• Supplied material
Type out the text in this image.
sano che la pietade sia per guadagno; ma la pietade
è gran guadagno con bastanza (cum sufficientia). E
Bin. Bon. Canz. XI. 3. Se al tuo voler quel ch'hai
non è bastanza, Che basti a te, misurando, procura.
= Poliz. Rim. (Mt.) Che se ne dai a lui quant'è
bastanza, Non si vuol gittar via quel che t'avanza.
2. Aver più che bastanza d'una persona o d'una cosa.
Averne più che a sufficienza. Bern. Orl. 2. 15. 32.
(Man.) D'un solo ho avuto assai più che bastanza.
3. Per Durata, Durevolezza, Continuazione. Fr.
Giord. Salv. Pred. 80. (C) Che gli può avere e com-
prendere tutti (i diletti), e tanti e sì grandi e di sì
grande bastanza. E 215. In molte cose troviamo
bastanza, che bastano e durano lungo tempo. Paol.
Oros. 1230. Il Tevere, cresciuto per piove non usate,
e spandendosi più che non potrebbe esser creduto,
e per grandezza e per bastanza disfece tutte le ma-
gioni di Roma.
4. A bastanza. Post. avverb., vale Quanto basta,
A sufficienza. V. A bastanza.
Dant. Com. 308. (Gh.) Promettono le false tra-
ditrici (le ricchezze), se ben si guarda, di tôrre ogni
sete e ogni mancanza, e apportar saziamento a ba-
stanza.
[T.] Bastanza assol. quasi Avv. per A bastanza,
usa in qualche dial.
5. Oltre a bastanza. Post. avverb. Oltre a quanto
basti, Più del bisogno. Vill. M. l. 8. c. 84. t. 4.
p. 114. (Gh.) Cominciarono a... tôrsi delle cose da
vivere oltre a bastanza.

• Exercise requirements
Your task is to print the whole listing again exactly.

• Response to the exercise
Type out the text in this image.
sano che la pietade sia per guadagno; ma la pietade
è gran guadagno con bastanza (cum sufficientia). E
Bin. Bon. Canz. XI. 3. Se al tuo voler quel ch'hai
non è bastanza, Che basti a te, misurando, procura.
= Poliz. Rim. (Mt.) Che se ne dai a lui quant'è
bastanza, Non si vuol gittar via quel che t'avanza.
2. Aver più che bastanza d'una persona o d'una cosa.
Averne più che a sufficienza. Bern. Orl. 2. 15. 32.
(Man.) D'un solo ho avuto assai più che bastanza.
3. Per Durata, Durevolezza, Continuazione. Fr.
Giord. Salv. Pred. 80. (C) Che gli può avere e com-
prendere tutti (i diletti), e tanti e sì grandi e di sì
grande bastanza. E 215. In molte cose troviamo
bastanza, che bastano e durano lungo tempo. Paol.
Oros. 1230. Il Tevere, cresciuto per piove non usate,
e spandendosi più che non potrebbe esser creduto,
e per grandezza e per bastanza disfece tutte le ma-
gioni di Roma.
4. A bastanza. Post. avverb., vale Quanto basta,
A sufficienza. V. A bastanza.
Dant. Com. 308. (Gh.) Promettono le false tra-
ditrici (le ricchezze), se ben si guarda, di tôrre ogni
sete e ogni mancanza, e apportar saziamento a ba-
stanza.
[T.] Bastanza assol. quasi Avv. per A bastanza,
usa in qualche dial.
5. Oltre a bastanza. Post. avverb. Oltre a quanto
basti, Più del bisogno. Vill. M. l. 8. c. 84. t. 4.
p. 114. (Gh.) Cominciarono a... tôrsi delle cose da
vivere oltre a bastanza.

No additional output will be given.